Problem details> From the entries below, list each line with "підготовки".

(Stored data)
--------------------
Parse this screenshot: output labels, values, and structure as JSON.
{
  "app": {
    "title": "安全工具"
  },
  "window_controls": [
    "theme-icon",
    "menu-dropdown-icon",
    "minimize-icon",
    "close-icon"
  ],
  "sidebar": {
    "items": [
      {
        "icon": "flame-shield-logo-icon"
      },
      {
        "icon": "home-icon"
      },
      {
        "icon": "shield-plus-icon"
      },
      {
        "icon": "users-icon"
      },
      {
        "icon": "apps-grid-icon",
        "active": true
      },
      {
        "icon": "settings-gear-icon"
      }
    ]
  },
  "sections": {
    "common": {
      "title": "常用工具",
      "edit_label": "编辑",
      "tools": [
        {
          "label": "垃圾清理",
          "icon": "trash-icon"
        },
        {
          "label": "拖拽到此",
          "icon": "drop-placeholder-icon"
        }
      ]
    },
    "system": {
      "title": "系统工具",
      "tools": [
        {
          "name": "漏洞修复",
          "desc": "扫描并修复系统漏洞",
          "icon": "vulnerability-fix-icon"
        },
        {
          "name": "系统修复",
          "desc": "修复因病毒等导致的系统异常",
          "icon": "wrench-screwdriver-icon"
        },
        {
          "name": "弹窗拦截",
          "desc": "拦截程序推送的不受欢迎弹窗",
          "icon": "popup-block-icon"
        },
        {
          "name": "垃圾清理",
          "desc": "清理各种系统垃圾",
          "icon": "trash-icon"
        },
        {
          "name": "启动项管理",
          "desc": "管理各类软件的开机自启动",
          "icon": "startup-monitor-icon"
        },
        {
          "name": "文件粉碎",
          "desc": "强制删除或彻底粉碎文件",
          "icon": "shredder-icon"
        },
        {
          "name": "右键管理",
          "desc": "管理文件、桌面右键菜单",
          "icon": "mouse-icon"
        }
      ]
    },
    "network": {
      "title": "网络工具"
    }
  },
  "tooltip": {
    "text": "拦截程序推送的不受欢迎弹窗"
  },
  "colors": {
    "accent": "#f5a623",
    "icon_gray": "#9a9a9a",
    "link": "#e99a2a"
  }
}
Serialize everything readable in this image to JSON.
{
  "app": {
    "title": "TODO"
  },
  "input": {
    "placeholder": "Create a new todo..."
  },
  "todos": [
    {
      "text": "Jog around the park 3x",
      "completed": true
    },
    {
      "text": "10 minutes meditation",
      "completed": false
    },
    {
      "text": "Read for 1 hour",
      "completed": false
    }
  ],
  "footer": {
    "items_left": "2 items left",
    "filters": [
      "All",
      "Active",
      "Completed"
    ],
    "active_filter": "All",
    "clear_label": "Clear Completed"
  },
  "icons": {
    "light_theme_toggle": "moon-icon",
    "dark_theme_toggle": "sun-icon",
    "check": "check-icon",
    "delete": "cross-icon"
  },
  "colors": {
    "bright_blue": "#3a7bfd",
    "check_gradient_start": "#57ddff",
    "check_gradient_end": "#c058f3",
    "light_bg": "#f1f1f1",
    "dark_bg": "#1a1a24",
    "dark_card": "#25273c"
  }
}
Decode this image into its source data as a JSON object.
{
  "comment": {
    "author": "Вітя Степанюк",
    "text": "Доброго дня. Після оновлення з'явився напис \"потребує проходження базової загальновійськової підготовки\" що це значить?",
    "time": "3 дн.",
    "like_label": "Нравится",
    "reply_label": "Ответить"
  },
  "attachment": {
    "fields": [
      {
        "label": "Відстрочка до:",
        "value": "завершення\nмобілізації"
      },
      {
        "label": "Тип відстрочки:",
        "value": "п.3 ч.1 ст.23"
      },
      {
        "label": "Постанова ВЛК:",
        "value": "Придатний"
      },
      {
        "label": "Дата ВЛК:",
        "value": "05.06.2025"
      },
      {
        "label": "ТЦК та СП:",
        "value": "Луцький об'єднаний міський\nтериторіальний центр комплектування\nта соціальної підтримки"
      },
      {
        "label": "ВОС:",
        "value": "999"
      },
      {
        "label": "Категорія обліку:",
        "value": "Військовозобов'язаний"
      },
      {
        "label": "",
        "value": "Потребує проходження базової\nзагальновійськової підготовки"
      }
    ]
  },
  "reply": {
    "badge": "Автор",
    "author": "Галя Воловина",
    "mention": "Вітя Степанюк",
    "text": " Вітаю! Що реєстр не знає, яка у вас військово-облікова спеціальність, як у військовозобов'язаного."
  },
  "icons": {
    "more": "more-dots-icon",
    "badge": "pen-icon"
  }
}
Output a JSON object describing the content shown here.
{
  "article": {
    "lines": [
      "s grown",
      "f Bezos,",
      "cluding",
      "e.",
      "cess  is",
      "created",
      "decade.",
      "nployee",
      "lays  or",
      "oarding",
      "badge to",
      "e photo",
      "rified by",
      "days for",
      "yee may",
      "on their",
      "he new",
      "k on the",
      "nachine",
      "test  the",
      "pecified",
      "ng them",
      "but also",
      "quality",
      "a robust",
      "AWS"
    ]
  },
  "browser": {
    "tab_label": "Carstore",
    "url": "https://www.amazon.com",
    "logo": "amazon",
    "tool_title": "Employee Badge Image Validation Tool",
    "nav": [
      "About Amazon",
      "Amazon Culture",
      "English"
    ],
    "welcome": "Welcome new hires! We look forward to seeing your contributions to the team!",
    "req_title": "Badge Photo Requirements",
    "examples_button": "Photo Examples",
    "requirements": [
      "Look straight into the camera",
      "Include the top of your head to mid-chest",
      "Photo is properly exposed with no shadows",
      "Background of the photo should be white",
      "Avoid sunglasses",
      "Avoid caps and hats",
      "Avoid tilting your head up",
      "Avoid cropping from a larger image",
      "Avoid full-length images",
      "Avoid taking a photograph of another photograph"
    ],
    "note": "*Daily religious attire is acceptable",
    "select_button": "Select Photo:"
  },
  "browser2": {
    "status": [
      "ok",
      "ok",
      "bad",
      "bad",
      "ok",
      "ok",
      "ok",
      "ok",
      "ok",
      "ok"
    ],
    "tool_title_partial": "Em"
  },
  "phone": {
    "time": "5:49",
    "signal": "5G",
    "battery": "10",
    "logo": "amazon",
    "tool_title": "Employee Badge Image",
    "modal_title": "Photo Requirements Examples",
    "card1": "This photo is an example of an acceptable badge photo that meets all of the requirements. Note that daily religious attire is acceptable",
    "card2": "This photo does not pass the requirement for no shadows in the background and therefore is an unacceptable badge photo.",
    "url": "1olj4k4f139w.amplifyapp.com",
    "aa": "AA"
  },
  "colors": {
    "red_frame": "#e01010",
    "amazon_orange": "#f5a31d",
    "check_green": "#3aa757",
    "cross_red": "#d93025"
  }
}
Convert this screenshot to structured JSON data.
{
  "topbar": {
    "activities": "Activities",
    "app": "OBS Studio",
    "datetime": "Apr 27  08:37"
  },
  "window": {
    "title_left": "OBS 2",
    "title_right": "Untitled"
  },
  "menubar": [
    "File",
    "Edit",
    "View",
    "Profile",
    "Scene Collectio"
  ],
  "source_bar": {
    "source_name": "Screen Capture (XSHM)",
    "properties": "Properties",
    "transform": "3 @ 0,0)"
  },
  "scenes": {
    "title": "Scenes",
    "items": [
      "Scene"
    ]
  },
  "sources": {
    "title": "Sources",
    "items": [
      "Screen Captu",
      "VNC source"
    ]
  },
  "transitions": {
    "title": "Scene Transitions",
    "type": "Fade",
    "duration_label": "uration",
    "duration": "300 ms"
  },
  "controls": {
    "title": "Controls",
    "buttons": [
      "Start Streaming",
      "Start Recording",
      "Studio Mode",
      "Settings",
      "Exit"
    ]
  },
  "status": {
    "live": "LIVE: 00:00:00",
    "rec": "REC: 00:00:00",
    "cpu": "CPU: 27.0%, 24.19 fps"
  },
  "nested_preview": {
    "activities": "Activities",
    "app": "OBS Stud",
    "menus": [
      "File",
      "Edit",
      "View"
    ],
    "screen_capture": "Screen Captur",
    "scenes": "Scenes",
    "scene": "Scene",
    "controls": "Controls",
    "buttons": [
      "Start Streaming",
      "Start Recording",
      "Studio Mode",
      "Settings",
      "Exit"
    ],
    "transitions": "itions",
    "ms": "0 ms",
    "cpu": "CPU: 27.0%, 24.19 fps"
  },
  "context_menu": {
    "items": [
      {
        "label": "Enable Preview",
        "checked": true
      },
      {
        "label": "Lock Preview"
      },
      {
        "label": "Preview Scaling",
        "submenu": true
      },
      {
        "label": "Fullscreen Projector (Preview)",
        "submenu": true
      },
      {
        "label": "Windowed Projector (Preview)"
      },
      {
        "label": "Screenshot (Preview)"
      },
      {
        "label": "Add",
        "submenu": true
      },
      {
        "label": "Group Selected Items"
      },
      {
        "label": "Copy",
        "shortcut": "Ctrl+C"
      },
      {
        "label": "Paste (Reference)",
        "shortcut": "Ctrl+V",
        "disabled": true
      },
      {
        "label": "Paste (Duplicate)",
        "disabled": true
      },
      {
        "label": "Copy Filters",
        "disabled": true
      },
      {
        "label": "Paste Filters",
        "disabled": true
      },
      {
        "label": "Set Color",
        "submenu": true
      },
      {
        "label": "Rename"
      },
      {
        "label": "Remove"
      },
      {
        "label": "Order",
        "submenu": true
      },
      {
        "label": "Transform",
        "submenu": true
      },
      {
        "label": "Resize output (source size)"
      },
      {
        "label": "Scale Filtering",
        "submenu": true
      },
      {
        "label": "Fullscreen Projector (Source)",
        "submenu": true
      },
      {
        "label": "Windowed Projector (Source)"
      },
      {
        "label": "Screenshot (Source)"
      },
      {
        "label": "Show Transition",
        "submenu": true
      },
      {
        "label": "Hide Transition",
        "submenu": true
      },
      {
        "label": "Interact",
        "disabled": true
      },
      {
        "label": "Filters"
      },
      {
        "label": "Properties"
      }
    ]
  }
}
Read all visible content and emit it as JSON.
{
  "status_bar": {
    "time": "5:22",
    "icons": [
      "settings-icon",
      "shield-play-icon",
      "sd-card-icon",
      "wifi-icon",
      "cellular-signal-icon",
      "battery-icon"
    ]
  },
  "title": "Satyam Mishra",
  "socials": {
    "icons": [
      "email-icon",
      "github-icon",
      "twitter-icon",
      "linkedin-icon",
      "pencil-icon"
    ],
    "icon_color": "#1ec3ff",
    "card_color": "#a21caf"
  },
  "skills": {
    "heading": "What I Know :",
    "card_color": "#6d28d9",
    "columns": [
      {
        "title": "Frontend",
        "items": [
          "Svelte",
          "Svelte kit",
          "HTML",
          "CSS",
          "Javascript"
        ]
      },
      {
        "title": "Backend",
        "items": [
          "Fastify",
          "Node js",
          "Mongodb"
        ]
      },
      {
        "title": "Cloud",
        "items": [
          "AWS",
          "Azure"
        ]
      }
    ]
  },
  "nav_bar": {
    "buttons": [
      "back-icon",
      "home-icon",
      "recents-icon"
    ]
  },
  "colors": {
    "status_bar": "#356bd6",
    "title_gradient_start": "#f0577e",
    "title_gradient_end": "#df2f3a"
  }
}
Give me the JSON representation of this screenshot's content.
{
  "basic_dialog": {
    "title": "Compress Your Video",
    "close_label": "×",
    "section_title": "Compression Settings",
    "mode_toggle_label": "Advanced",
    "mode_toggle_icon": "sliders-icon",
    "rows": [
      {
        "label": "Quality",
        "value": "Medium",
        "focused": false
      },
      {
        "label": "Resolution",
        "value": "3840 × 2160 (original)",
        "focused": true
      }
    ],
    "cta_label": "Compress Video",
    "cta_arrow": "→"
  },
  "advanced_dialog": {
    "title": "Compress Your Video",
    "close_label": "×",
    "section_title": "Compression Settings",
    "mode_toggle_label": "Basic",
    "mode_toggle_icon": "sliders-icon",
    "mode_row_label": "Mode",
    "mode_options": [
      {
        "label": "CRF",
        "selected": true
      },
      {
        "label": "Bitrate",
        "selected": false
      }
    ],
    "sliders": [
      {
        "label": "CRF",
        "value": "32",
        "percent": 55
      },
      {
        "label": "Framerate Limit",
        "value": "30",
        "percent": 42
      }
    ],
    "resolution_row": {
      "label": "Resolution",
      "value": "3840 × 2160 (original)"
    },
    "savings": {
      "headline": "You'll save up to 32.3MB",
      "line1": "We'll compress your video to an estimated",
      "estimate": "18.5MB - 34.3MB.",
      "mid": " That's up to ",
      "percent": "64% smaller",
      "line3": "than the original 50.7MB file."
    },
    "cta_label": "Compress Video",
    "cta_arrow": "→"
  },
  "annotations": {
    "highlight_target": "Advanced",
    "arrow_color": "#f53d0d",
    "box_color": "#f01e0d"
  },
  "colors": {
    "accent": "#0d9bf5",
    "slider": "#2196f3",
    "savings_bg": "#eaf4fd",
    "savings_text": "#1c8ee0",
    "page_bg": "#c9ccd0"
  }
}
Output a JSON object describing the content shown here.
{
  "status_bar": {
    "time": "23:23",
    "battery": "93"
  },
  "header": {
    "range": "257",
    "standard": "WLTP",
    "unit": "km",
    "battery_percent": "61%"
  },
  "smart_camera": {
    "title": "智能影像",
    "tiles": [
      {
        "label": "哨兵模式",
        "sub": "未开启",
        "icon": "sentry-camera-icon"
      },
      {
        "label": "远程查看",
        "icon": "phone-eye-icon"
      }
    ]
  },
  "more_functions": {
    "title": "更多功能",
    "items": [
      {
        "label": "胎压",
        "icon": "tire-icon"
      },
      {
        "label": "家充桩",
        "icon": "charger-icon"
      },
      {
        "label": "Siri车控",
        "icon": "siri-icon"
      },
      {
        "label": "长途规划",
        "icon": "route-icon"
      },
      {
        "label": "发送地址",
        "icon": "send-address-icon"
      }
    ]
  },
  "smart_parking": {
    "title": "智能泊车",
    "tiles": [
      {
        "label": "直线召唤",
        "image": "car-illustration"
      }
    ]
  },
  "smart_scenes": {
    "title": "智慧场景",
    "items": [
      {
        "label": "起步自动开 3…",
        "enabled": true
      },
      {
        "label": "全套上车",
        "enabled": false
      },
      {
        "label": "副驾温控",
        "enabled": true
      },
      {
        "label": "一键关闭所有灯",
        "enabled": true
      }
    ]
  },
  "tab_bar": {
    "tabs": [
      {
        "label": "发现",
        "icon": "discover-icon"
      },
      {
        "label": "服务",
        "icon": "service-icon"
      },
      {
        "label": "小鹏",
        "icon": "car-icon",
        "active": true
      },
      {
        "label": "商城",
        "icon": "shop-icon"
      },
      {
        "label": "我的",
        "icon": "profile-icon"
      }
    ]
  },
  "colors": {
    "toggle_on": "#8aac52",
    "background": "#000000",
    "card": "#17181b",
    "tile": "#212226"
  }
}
--------------------
Expected output>
    "text": "Доброго дня. Після оновлення з'явився напис \"потребує проходження базової загальновійськової підготовки\" що це значить?",
        "value": "Потребує проходження базової\nзагальновійськової підготовки"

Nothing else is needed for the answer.